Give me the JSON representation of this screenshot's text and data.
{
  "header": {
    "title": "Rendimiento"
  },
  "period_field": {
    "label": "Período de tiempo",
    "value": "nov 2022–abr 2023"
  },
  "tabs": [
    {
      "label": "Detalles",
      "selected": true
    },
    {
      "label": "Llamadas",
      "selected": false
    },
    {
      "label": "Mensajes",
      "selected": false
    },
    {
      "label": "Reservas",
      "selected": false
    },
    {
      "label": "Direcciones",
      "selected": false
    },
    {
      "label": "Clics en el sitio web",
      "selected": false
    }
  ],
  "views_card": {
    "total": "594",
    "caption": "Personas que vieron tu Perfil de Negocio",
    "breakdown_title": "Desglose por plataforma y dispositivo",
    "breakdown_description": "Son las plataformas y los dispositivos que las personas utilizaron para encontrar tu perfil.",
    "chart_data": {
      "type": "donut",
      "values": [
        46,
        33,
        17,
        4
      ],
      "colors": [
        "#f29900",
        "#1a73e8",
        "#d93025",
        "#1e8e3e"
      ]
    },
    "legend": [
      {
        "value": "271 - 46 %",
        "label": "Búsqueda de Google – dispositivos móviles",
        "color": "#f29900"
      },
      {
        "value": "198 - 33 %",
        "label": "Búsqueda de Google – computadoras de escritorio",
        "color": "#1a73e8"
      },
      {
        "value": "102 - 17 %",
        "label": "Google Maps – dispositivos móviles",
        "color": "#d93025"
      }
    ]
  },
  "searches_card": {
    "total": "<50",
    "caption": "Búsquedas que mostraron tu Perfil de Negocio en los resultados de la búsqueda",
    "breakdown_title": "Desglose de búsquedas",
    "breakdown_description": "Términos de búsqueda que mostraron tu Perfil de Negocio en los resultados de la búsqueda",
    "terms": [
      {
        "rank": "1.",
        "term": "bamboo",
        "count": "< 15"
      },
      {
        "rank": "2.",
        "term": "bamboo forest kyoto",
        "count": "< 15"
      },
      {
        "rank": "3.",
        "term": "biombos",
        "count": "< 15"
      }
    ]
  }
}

____

For the listing above, identify each line bearing "Desglose".

    "breakdown_title": "Desglose por plataforma y dispositivo",
    "breakdown_title": "Desglose de búsquedas",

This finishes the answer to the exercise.